TASK OBJECTIVE ▸ Extract all lines in the data that contain the word "někdy".

EXERCISE MATERIAL ▸
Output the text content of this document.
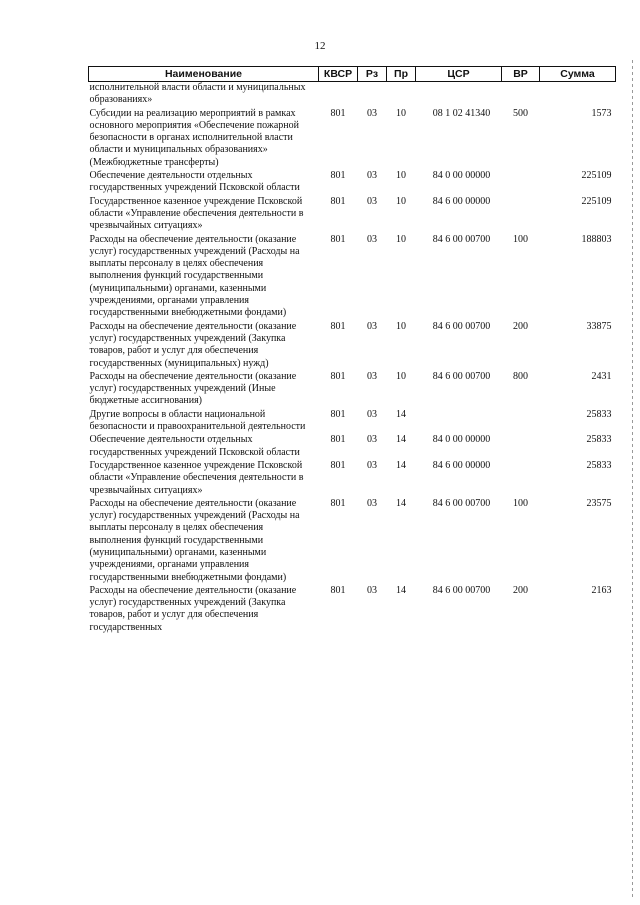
12
Наименование	КВСР	Рз	Пр	ЦСР	ВР	Сумма
исполнительной власти области и муниципальных образованиях»						
Субсидии на реализацию мероприятий в рамках основного мероприятия «Обеспечение пожарной безопасности в органах исполнительной власти области и муниципальных образованиях» (Межбюджетные трансферты)	801	03	10	08 1 02 41340	500	1573
Обеспечение деятельности отдельных государственных учреждений Псковской области	801	03	10	84 0 00 00000		225109
Государственное казенное учреждение Псковской области «Управление обеспечения деятельности в чрезвычайных ситуациях»	801	03	10	84 6 00 00000		225109
Расходы на обеспечение деятельности (оказание услуг) государственных учреждений (Расходы на выплаты персоналу в целях обеспечения выполнения функций государственными (муниципальными) органами, казенными учреждениями, органами управления государственными внебюджетными фондами)	801	03	10	84 6 00 00700	100	188803
Расходы на обеспечение деятельности (оказание услуг) государственных учреждений (Закупка товаров, работ и услуг для обеспечения государственных (муниципальных) нужд)	801	03	10	84 6 00 00700	200	33875
Расходы на обеспечение деятельности (оказание услуг) государственных учреждений (Иные бюджетные ассигнования)	801	03	10	84 6 00 00700	800	2431
Другие вопросы в области национальной безопасности и правоохранительной деятельности	801	03	14			25833
Обеспечение деятельности отдельных государственных учреждений Псковской области	801	03	14	84 0 00 00000		25833
Государственное казенное учреждение Псковской области «Управление обеспечения деятельности в чрезвычайных ситуациях»	801	03	14	84 6 00 00000		25833
Расходы на обеспечение деятельности (оказание услуг) государственных учреждений (Расходы на выплаты персоналу в целях обеспечения выполнения функций государственными (муниципальными) органами, казенными учреждениями, органами управления государственными внебюджетными фондами)	801	03	14	84 6 00 00700	100	23575
Расходы на обеспечение деятельности (оказание услуг) государственных учреждений (Закупка товаров, работ и услуг для обеспечения государственных	801	03	14	84 6 00 00700	200	2163
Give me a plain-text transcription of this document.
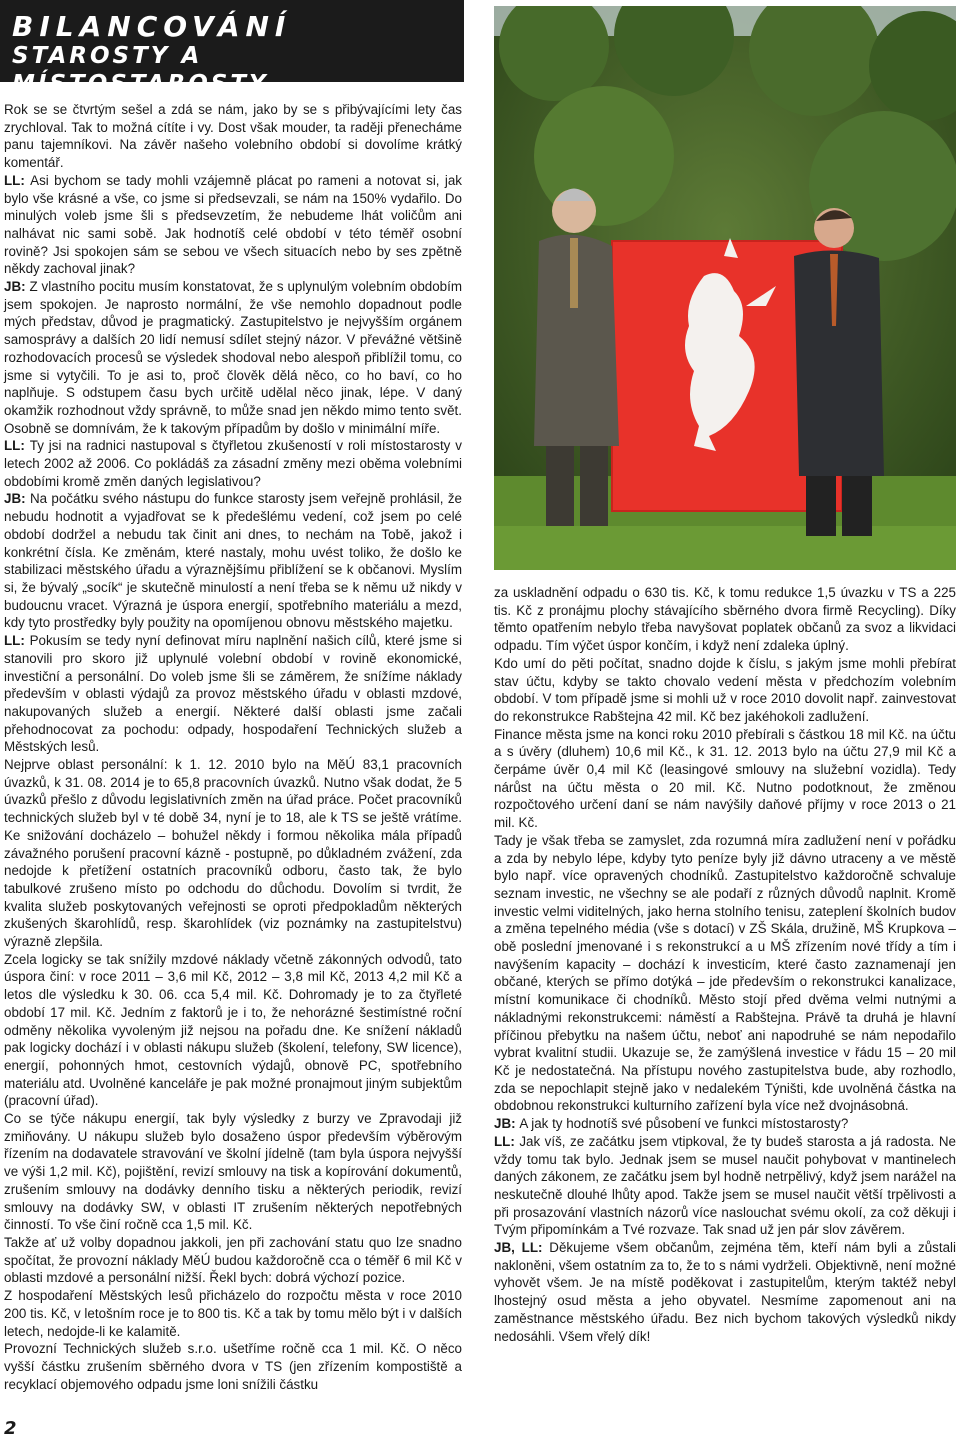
BILANCOVÁNÍ
STAROSTY A MÍSTOSTAROSTY

Rok se se čtvrtým sešel a zdá se nám, jako by se s přibývajícími lety čas zrychloval. Tak to možná cítíte i vy. Dost však mouder, ta raději přenecháme panu tajemníkovi. Na závěr našeho volebního období si dovolíme krátký komentář.

LL: Asi bychom se tady mohli vzájemně plácat po rameni a notovat si, jak bylo vše krásné a vše, co jsme si předsevzali, se nám na 150% vydařilo. Do minulých voleb jsme šli s předsevzetím, že nebudeme lhát voličům ani nalhávat nic sami sobě. Jak hodnotíš celé období v této téměř osobní rovině? Jsi spokojen sám se sebou ve všech situacích nebo by ses zpětně někdy zachoval jinak?

JB: Z vlastního pocitu musím konstatovat, že s uplynulým volebním obdobím jsem spokojen. Je naprosto normální, že vše nemohlo dopadnout podle mých představ, důvod je pragmatický. Zastupitelstvo je nejvyšším orgánem samosprávy a dalších 20 lidí nemusí sdílet stejný názor. V převážné většině rozhodovacích procesů se výsledek shodoval nebo alespoň přiblížil tomu, co jsme si vytyčili. To je asi to, proč člověk dělá něco, co ho baví, co ho naplňuje. S odstupem času bych určitě udělal něco jinak, lépe. V daný okamžik rozhodnout vždy správně, to může snad jen někdo mimo tento svět. Osobně se domnívám, že k takovým případům by došlo v minimální míře.

LL: Ty jsi na radnici nastupoval s čtyřletou zkušeností v roli místostarosty v letech 2002 až 2006. Co pokládáš za zásadní změny mezi oběma volebními obdobími kromě změn daných legislativou?

JB: Na počátku svého nástupu do funkce starosty jsem veřejně prohlásil, že nebudu hodnotit a vyjadřovat se k předešlému vedení, což jsem po celé období dodržel a nebudu tak činit ani dnes, to nechám na Tobě, jakož i konkrétní čísla. Ke změnám, které nastaly, mohu uvést toliko, že došlo ke stabilizaci městského úřadu a výraznějšímu přiblížení se k občanovi. Myslím si, že bývalý „socík“ je skutečně minulostí a není třeba se k němu už nikdy v budoucnu vracet. Výrazná je úspora energií, spotřebního materiálu a mezd, kdy tyto prostředky byly použity na opomíjenou obnovu městského majetku.

LL: Pokusím se tedy nyní definovat míru naplnění našich cílů, které jsme si stanovili pro skoro již uplynulé volební období v rovině ekonomické, investiční a personální. Do voleb jsme šli se záměrem, že snížíme náklady především v oblasti výdajů za provoz městského úřadu v oblasti mzdové, nakupovaných služeb a energií. Některé další oblasti jsme začali přehodnocovat za pochodu: odpady, hospodaření Technických služeb a Městských lesů.

Nejprve oblast personální: k 1. 12. 2010 bylo na MěÚ 83,1 pracovních úvazků, k 31. 08. 2014 je to 65,8 pracovních úvazků. Nutno však dodat, že 5 úvazků přešlo z důvodu legislativních změn na úřad práce. Počet pracovníků technických služeb byl v té době 34, nyní je to 18, ale k TS se ještě vrátíme. Ke snižování docházelo – bohužel někdy i formou několika mála případů závažného porušení pracovní kázně - postupně, po důkladném zvážení, zda nedojde k přetížení ostatních pracovníků odboru, často tak, že bylo tabulkové zrušeno místo po odchodu do důchodu. Dovolím si tvrdit, že kvalita služeb poskytovaných veřejnosti se oproti předpokladům některých zkušených škarohlídů, resp. škarohlídek (viz poznámky na zastupitelstvu) výrazně zlepšila.

Zcela logicky se tak snížily mzdové náklady včetně zákonných odvodů, tato úspora činí: v roce 2011 – 3,6 mil Kč, 2012 – 3,8 mil Kč, 2013 4,2 mil Kč a letos dle výsledku k 30. 06. cca 5,4 mil. Kč. Dohromady je to za čtyřleté období 17 mil. Kč. Jedním z faktorů je i to, že nehorázné šestimístné roční odměny několika vyvoleným již nejsou na pořadu dne. Ke snížení nákladů pak logicky dochází i v oblasti nákupu služeb (školení, telefony, SW licence), energií, pohonných hmot, cestovních výdajů, obnově PC, spotřebního materiálu atd. Uvolněné kanceláře je pak možné pronajmout jiným subjektům (pracovní úřad).

Co se týče nákupu energií, tak byly výsledky z burzy ve Zpravodaji již zmiňovány. U nákupu služeb bylo dosaženo úspor především výběrovým řízením na dodavatele stravování ve školní jídelně (tam byla úspora nejvyšší ve výši 1,2 mil. Kč), pojištění, revizí smlouvy na tisk a kopírování dokumentů, zrušením smlouvy na dodávky denního tisku a některých periodik, revizí smlouvy na dodávky SW, v oblasti IT zrušením některých nepotřebných činností. To vše činí ročně cca 1,5 mil. Kč.

Takže ať už volby dopadnou jakkoli, jen při zachování statu quo lze snadno spočítat, že provozní náklady MěÚ budou každoročně cca o téměř 6 mil Kč v oblasti mzdové a personální nižší. Řekl bych: dobrá výchozí pozice.

Z hospodaření Městských lesů přicházelo do rozpočtu města v roce 2010 200 tis. Kč, v letošním roce je to 800 tis. Kč a tak by tomu mělo být i v dalších letech, nedojde-li ke kalamitě.

Provozní Technických služeb s.r.o. ušetříme ročně cca 1 mil. Kč. O něco vyšší částku zrušením sběrného dvora v TS (jen zřízením kompostiště a recyklací objemového odpadu jsme loni snížili částku

za uskladnění odpadu o 630 tis. Kč, k tomu redukce 1,5 úvazku v TS a 225 tis. Kč z pronájmu plochy stávajícího sběrného dvora firmě Recycling). Díky těmto opatřením nebylo třeba navyšovat poplatek občanů za svoz a likvidaci odpadu. Tím výčet úspor končím, i když není zdaleka úplný.

Kdo umí do pěti počítat, snadno dojde k číslu, s jakým jsme mohli přebírat stav účtu, kdyby se takto chovalo vedení města v předchozím volebním období. V tom případě jsme si mohli už v roce 2010 dovolit např. zainvestovat do rekonstrukce Rabštejna 42 mil. Kč bez jakéhokoli zadlužení.

Finance města jsme na konci roku 2010 přebírali s částkou 18 mil Kč. na účtu a s úvěry (dluhem) 10,6 mil Kč., k 31. 12. 2013 bylo na účtu 27,9 mil Kč a čerpáme úvěr 0,4 mil Kč (leasingové smlouvy na služební vozidla). Tedy nárůst na účtu města o 20 mil. Kč. Nutno podotknout, že změnou rozpočtového určení daní se nám navýšily daňové příjmy v roce 2013 o 21 mil. Kč.

Tady je však třeba se zamyslet, zda rozumná míra zadlužení není v pořádku a zda by nebylo lépe, kdyby tyto peníze byly již dávno utraceny a ve městě bylo např. více opravených chodníků. Zastupitelstvo každoročně schvaluje seznam investic, ne všechny se ale podaří z různých důvodů naplnit. Kromě investic velmi viditelných, jako herna stolního tenisu, zateplení školních budov a změna tepelného média (vše s dotací) v ZŠ Skála, družině, MŠ Krupkova – obě poslední jmenované i s rekonstrukcí a u MŠ zřízením nové třídy a tím i navýšením kapacity – dochází k investicím, které často zaznamenají jen občané, kterých se přímo dotýká – jde především o rekonstrukci kanalizace, místní komunikace či chodníků. Město stojí před dvěma velmi nutnými a nákladnými rekonstrukcemi: náměstí a Rabštejna. Právě ta druhá je hlavní příčinou přebytku na našem účtu, neboť ani napodruhé se nám nepodařilo vybrat kvalitní studii. Ukazuje se, že zamýšlená investice v řádu 15 – 20 mil Kč je nedostatečná. Na přístupu nového zastupitelstva bude, aby rozhodlo, zda se nepochlapit stejně jako v nedalekém Týništi, kde uvolněná částka na obdobnou rekonstrukci kulturního zařízení byla více než dvojnásobná.

JB: A jak ty hodnotíš své působení ve funkci místostarosty?

LL: Jak víš, ze začátku jsem vtipkoval, že ty budeš starosta a já radosta. Ne vždy tomu tak bylo. Jednak jsem se musel naučit pohybovat v mantinelech daných zákonem, ze začátku jsem byl hodně netrpělivý, když jsem narážel na neskutečně dlouhé lhůty apod. Takže jsem se musel naučit větší trpělivosti a při prosazování vlastních názorů více naslouchat svému okolí, za což děkuji i Tvým připomínkám a Tvé rozvaze. Tak snad už jen pár slov závěrem.

JB, LL: Děkujeme všem občanům, zejména těm, kteří nám byli a zůstali nakloněni, všem ostatním za to, že to s námi vydrželi. Objektivně, není možné vyhovět všem. Je na místě poděkovat i zastupitelům, kterým taktéž nebyl lhostejný osud města a jeho obyvatel. Nesmíme zapomenout ani na zaměstnance městského úřadu. Bez nich bychom takových výsledků nikdy nedosáhli. Všem vřelý dík!

2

SOLUTION TO THIS EXERCISE ▸
LL: Asi bychom se tady mohli vzájemně plácat po rameni a notovat si, jak bylo vše krásné a vše, co jsme si předsevzali, se nám na 150% vydařilo. Do minulých voleb jsme šli s předsevzetím, že nebudeme lhát voličům ani nalhávat nic sami sobě. Jak hodnotíš celé období v této téměř osobní rovině? Jsi spokojen sám se sebou ve všech situacích nebo by ses zpětně někdy zachoval jinak?
Nejprve oblast personální: k 1. 12. 2010 bylo na MěÚ 83,1 pracovních úvazků, k 31. 08. 2014 je to 65,8 pracovních úvazků. Nutno však dodat, že 5 úvazků přešlo z důvodu legislativních změn na úřad práce. Počet pracovníků technických služeb byl v té době 34, nyní je to 18, ale k TS se ještě vrátíme. Ke snižování docházelo – bohužel někdy i formou několika mála případů závažného porušení pracovní kázně - postupně, po důkladném zvážení, zda nedojde k přetížení ostatních pracovníků odboru, často tak, že bylo tabulkové zrušeno místo po odchodu do důchodu. Dovolím si tvrdit, že kvalita služeb poskytovaných veřejnosti se oproti předpokladům některých zkušených škarohlídů, resp. škarohlídek (viz poznámky na zastupitelstvu) výrazně zlepšila.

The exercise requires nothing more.